## Request
Nothing in the records may be left out or altered; reproduce them all exactly.

## Supplied data
■ ■ ■ ■

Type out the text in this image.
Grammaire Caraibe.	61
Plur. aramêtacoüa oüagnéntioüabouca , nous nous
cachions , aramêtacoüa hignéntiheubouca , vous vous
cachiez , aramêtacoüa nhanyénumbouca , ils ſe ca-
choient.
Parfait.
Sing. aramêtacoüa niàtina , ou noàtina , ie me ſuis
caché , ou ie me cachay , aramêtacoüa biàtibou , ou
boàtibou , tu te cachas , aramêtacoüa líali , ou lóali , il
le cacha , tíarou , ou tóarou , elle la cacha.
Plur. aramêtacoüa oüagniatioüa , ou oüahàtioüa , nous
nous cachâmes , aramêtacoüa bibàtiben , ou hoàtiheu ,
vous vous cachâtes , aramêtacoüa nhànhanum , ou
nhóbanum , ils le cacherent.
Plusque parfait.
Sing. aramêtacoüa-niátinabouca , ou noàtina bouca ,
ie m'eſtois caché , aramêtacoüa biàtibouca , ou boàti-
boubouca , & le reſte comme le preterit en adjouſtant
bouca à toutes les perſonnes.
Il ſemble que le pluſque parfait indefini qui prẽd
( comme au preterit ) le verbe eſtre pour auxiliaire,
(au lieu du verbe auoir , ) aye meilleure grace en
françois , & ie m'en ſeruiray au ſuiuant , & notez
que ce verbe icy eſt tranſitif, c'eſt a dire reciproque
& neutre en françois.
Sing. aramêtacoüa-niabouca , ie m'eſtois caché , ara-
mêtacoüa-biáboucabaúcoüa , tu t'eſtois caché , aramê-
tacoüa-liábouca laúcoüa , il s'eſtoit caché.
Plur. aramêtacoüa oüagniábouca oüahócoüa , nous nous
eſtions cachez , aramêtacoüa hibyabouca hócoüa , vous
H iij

■ ■ ■ ■

## Answer to this task
Type out the text in this image.
Grammaire Caraibe.	61
Plur. aramêtacoüa oüagnéntioüabouca , nous nous
cachions , aramêtacoüa hignéntiheubouca , vous vous
cachiez , aramêtacoüa nhanyénumbouca , ils ſe ca-
choient.
Parfait.
Sing. aramêtacoüa niàtina , ou noàtina , ie me ſuis
caché , ou ie me cachay , aramêtacoüa biàtibou , ou
boàtibou , tu te cachas , aramêtacoüa líali , ou lóali , il
le cacha , tíarou , ou tóarou , elle la cacha.
Plur. aramêtacoüa oüagniatioüa , ou oüahàtioüa , nous
nous cachâmes , aramêtacoüa bibàtiben , ou hoàtiheu ,
vous vous cachâtes , aramêtacoüa nhànhanum , ou
nhóbanum , ils le cacherent.
Plusque parfait.
Sing. aramêtacoüa-niátinabouca , ou noàtina bouca ,
ie m'eſtois caché , aramêtacoüa biàtibouca , ou boàti-
boubouca , & le reſte comme le preterit en adjouſtant
bouca à toutes les perſonnes.
Il ſemble que le pluſque parfait indefini qui prẽd
( comme au preterit ) le verbe eſtre pour auxiliaire,
(au lieu du verbe auoir , ) aye meilleure grace en
françois , & ie m'en ſeruiray au ſuiuant , & notez
que ce verbe icy eſt tranſitif, c'eſt a dire reciproque
& neutre en françois.
Sing. aramêtacoüa-niabouca , ie m'eſtois caché , ara-
mêtacoüa-biáboucabaúcoüa , tu t'eſtois caché , aramê-
tacoüa-liábouca laúcoüa , il s'eſtoit caché.
Plur. aramêtacoüa oüagniábouca oüahócoüa , nous nous
eſtions cachez , aramêtacoüa hibyabouca hócoüa , vous
H iij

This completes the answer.